Task statement
Count every line that includes the string "observe" in the entries that follow. Nothing besides the number is needed.

**** Entries ****

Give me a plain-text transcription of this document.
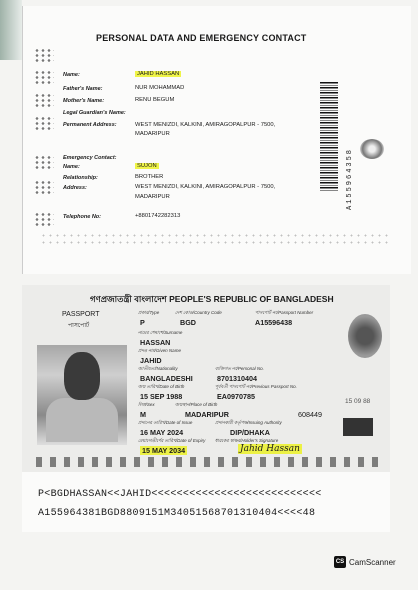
PERSONAL DATA AND EMERGENCY CONTACT
Name:	JAHID HASSAN
Father's Name:	NUR MOHAMMAD
Mother's Name:	RENU BEGUM
Legal Guardian's Name:
Permanent Address:	WEST MENIZDI, KALKINI, AMIRAGOPALPUR - 7500,
MADARIPUR
Emergency Contact:
Name:	SUJON
Relationship:	BROTHER
Address:	WEST MENIZDI, KALKINI, AMIRAGOPALPUR - 7500,
MADARIPUR
Telephone No:	+8801742282313
A155964358
গণপ্রজাতন্ত্রী বাংলাদেশ PEOPLE'S REPUBLIC OF BANGLADESH
PASSPORT
পাসপোর্ট
প্রকার/Type
P
দেশ কোড/Country Code
BGD
পাসপোর্ট নং/Passport Number
A15596438
নামের শেষাংশ/Surname
HASSAN
প্রদত্ত নাম/Given Name
JAHID
জাতীয়তা/Nationality
BANGLADESHI
ব্যক্তিগত নং/Personal No.
8701310404
জন্ম তারিখ/Date of Birth
15 SEP 1988
পূর্ববর্তী পাসপোর্ট নং/Previous Passport No.
EA0970785
লিঙ্গ/Sex
M
জন্মস্থান/Place of Birth
MADARIPUR	608449
প্রদানের তারিখ/Date of Issue
16 MAY 2024
প্রদানকারী কর্তৃপক্ষ/Issuing Authority
DIP/DHAKA
মেয়াদোত্তীর্ণের তারিখ/Date of Expiry
15 MAY 2034
ধারকের স্বাক্ষর/Holder's Signature
Jahid Hassan
15 09 88
P<BGDHASSAN<<JAHID<<<<<<<<<<<<<<<<<<<<<<<<<<<
A155964381BGD8809151M3405156870131040​4<<<<48
CS CamScanner
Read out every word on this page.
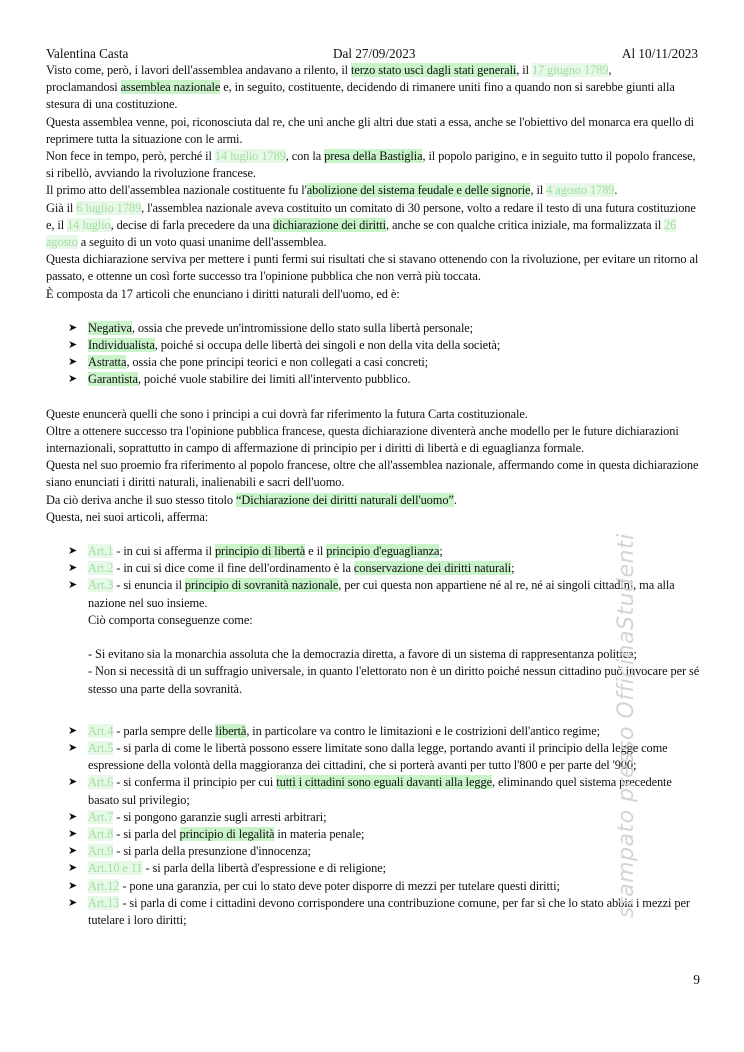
Valentina Casta	Dal 27/09/2023	Al 10/11/2023

Visto come, però, i lavori dell'assemblea andavano a rilento, il terzo stato uscì dagli stati generali, il 17 giugno 1789,
proclamandosi assemblea nazionale e, in seguito, costituente, decidendo di rimanere uniti fino a quando non si sarebbe giunti alla stesura di una costituzione.

Questa assemblea venne, poi, riconosciuta dal re, che unì anche gli altri due stati a essa, anche se l'obiettivo del monarca era quello di reprimere tutta la situazione con le armi.

Non fece in tempo, però, perché il 14 luglio 1789, con la presa della Bastiglia, il popolo parigino, e in seguito tutto il popolo francese, si ribellò, avviando la rivoluzione francese.

Il primo atto dell'assemblea nazionale costituente fu l'abolizione del sistema feudale e delle signorie, il 4 agosto 1789.

Già il 6 luglio 1789, l'assemblea nazionale aveva costituito un comitato di 30 persone, volto a redare il testo di una futura costituzione e, il 14 luglio, decise di farla precedere da una dichiarazione dei diritti, anche se con qualche critica iniziale, ma formalizzata il 26 agosto a seguito di un voto quasi unanime dell'assemblea.

Questa dichiarazione serviva per mettere i punti fermi sui risultati che si stavano ottenendo con la rivoluzione, per evitare un ritorno al passato, e ottenne un così forte successo tra l'opinione pubblica che non verrà più toccata.

È composta da 17 articoli che enunciano i diritti naturali dell'uomo, ed è:

➤ Negativa, ossia che prevede un'intromissione dello stato sulla libertà personale;
➤ Individualista, poiché si occupa delle libertà dei singoli e non della vita della società;
➤ Astratta, ossia che pone principi teorici e non collegati a casi concreti;
➤ Garantista, poiché vuole stabilire dei limiti all'intervento pubblico.

Queste enuncerà quelli che sono i principi a cui dovrà far riferimento la futura Carta costituzionale.

Oltre a ottenere successo tra l'opinione pubblica francese, questa dichiarazione diventerà anche modello per le future dichiarazioni internazionali, soprattutto in campo di affermazione di principio per i diritti di libertà e di eguaglianza formale.

Questa nel suo proemio fra riferimento al popolo francese, oltre che all'assemblea nazionale, affermando come in questa dichiarazione siano enunciati i diritti naturali, inalienabili e sacri dell'uomo.

Da ciò deriva anche il suo stesso titolo “Dichiarazione dei diritti naturali dell'uomo”.

Questa, nei suoi articoli, afferma:

➤ Art.1 - in cui si afferma il principio di libertà e il principio d'eguaglianza;
➤ Art.2 - in cui si dice come il fine dell'ordinamento è la conservazione dei diritti naturali;
➤ Art.3 - si enuncia il principio di sovranità nazionale, per cui questa non appartiene né al re, né ai singoli cittadini, ma alla nazione nel suo insieme.
Ciò comporta conseguenze come:
- Si evitano sia la monarchia assoluta che la democrazia diretta, a favore di un sistema di rappresentanza politica;
- Non si necessità di un suffragio universale, in quanto l'elettorato non è un diritto poiché nessun cittadino può invocare per sé stesso una parte della sovranità.
➤ Art.4 - parla sempre delle libertà, in particolare va contro le limitazioni e le costrizioni dell'antico regime;
➤ Art.5 - si parla di come le libertà possono essere limitate sono dalla legge, portando avanti il principio della legge come espressione della volontà della maggioranza dei cittadini, che si porterà avanti per tutto l'800 e per parte del '900;
➤ Art.6 - si conferma il principio per cui tutti i cittadini sono eguali davanti alla legge, eliminando quel sistema precedente basato sul privilegio;
➤ Art.7 - si pongono garanzie sugli arresti arbitrari;
➤ Art.8 - si parla del principio di legalità in materia penale;
➤ Art.9 - si parla della presunzione d'innocenza;
➤ Art.10 e 11 - si parla della libertà d'espressione e di religione;
➤ Art.12 - pone una garanzia, per cui lo stato deve poter disporre di mezzi per tutelare questi diritti;
➤ Art.13 - si parla di come i cittadini devono corrispondere una contribuzione comune, per far sì che lo stato abbia i mezzi per tutelare i loro diritti;
stampato presso OfficinaStudenti
9
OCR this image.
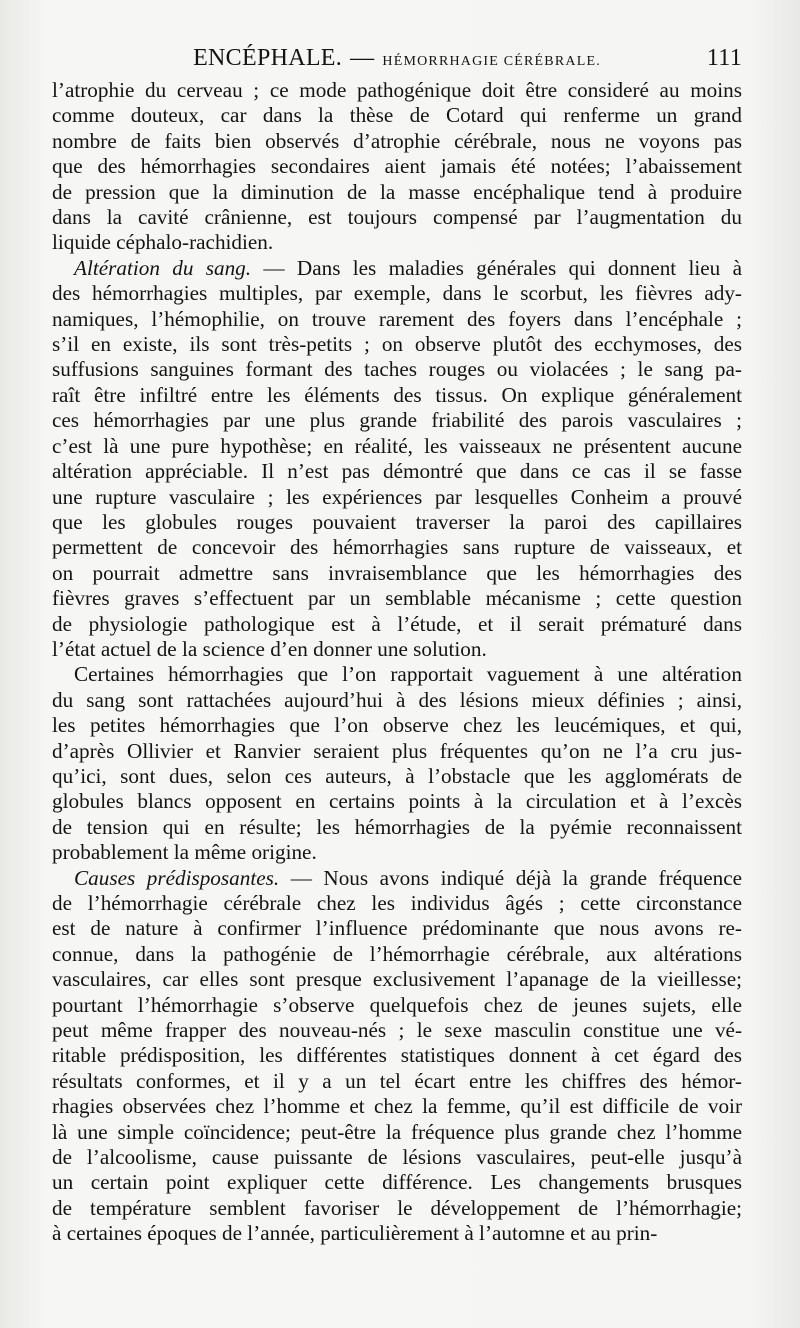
ENCÉPHALE. — HÉMORRHAGIE CÉRÉBRALE.	111

l’atrophie du cerveau ; ce mode pathogénique doit être consideré au moins
comme douteux, car dans la thèse de Cotard qui renferme un grand
nombre de faits bien observés d’atrophie cérébrale, nous ne voyons pas
que des hémorrhagies secondaires aient jamais été notées; l’abaissement
de pression que la diminution de la masse encéphalique tend à produire
dans la cavité crânienne, est toujours compensé par l’augmentation du
liquide céphalo-rachidien.

Altération du sang. — Dans les maladies générales qui donnent lieu à
des hémorrhagies multiples, par exemple, dans le scorbut, les fièvres ady-
namiques, l’hémophilie, on trouve rarement des foyers dans l’encéphale ;
s’il en existe, ils sont très-petits ; on observe plutôt des ecchymoses, des
suffusions sanguines formant des taches rouges ou violacées ; le sang pa-
raît être infiltré entre les éléments des tissus. On explique généralement
ces hémorrhagies par une plus grande friabilité des parois vasculaires ;
c’est là une pure hypothèse; en réalité, les vaisseaux ne présentent aucune
altération appréciable. Il n’est pas démontré que dans ce cas il se fasse
une rupture vasculaire ; les expériences par lesquelles Conheim a prouvé
que les globules rouges pouvaient traverser la paroi des capillaires
permettent de concevoir des hémorrhagies sans rupture de vaisseaux, et
on pourrait admettre sans invraisemblance que les hémorrhagies des
fièvres graves s’effectuent par un semblable mécanisme ; cette question
de physiologie pathologique est à l’étude, et il serait prématuré dans
l’état actuel de la science d’en donner une solution.

Certaines hémorrhagies que l’on rapportait vaguement à une altération
du sang sont rattachées aujourd’hui à des lésions mieux définies ; ainsi,
les petites hémorrhagies que l’on observe chez les leucémiques, et qui,
d’après Ollivier et Ranvier seraient plus fréquentes qu’on ne l’a cru jus-
qu’ici, sont dues, selon ces auteurs, à l’obstacle que les agglomérats de
globules blancs opposent en certains points à la circulation et à l’excès
de tension qui en résulte; les hémorrhagies de la pyémie reconnaissent
probablement la même origine.

Causes prédisposantes. — Nous avons indiqué déjà la grande fréquence
de l’hémorrhagie cérébrale chez les individus âgés ; cette circonstance
est de nature à confirmer l’influence prédominante que nous avons re-
connue, dans la pathogénie de l’hémorrhagie cérébrale, aux altérations
vasculaires, car elles sont presque exclusivement l’apanage de la vieillesse;
pourtant l’hémorrhagie s’observe quelquefois chez de jeunes sujets, elle
peut même frapper des nouveau-nés ; le sexe masculin constitue une vé-
ritable prédisposition, les différentes statistiques donnent à cet égard des
résultats conformes, et il y a un tel écart entre les chiffres des hémor-
rhagies observées chez l’homme et chez la femme, qu’il est difficile de voir
là une simple coïncidence; peut-être la fréquence plus grande chez l’homme
de l’alcoolisme, cause puissante de lésions vasculaires, peut-elle jusqu’à
un certain point expliquer cette différence. Les changements brusques
de température semblent favoriser le développement de l’hémorrhagie;
à certaines époques de l’année, particulièrement à l’automne et au prin-
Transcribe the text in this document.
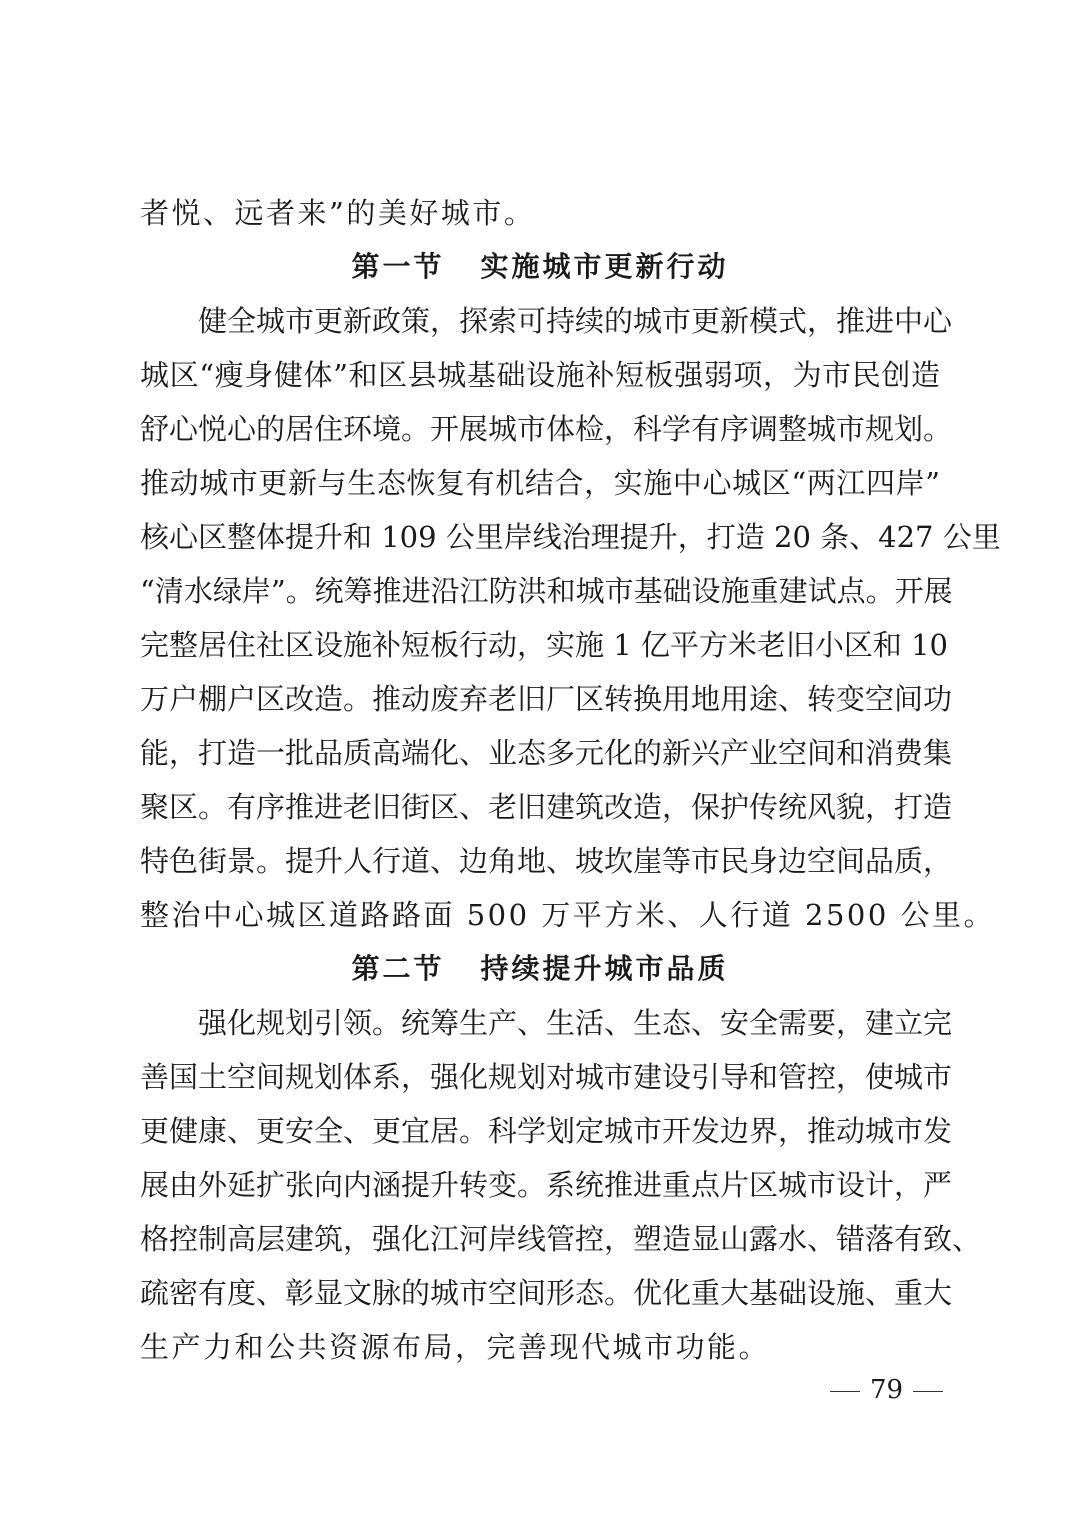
者悦、远者来”的美好城市。
第一节 实施城市更新行动
健全城市更新政策，探索可持续的城市更新模式，推进中心
城区“瘦身健体”和区县城基础设施补短板强弱项，为市民创造
舒心悦心的居住环境。开展城市体检，科学有序调整城市规划。
推动城市更新与生态恢复有机结合，实施中心城区“两江四岸”
核心区整体提升和 109 公里岸线治理提升，打造 20 条、427 公里
“清水绿岸”。统筹推进沿江防洪和城市基础设施重建试点。开展
完整居住社区设施补短板行动，实施 1 亿平方米老旧小区和 10
万户棚户区改造。推动废弃老旧厂区转换用地用途、转变空间功
能，打造一批品质高端化、业态多元化的新兴产业空间和消费集
聚区。有序推进老旧街区、老旧建筑改造，保护传统风貌，打造
特色街景。提升人行道、边角地、坡坎崖等市民身边空间品质，
整治中心城区道路路面 500 万平方米、人行道 2500 公里。
第二节 持续提升城市品质
强化规划引领。统筹生产、生活、生态、安全需要，建立完
善国土空间规划体系，强化规划对城市建设引导和管控，使城市
更健康、更安全、更宜居。科学划定城市开发边界，推动城市发
展由外延扩张向内涵提升转变。系统推进重点片区城市设计，严
格控制高层建筑，强化江河岸线管控，塑造显山露水、错落有致、
疏密有度、彰显文脉的城市空间形态。优化重大基础设施、重大
生产力和公共资源布局，完善现代城市功能。
79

****

Expected output
3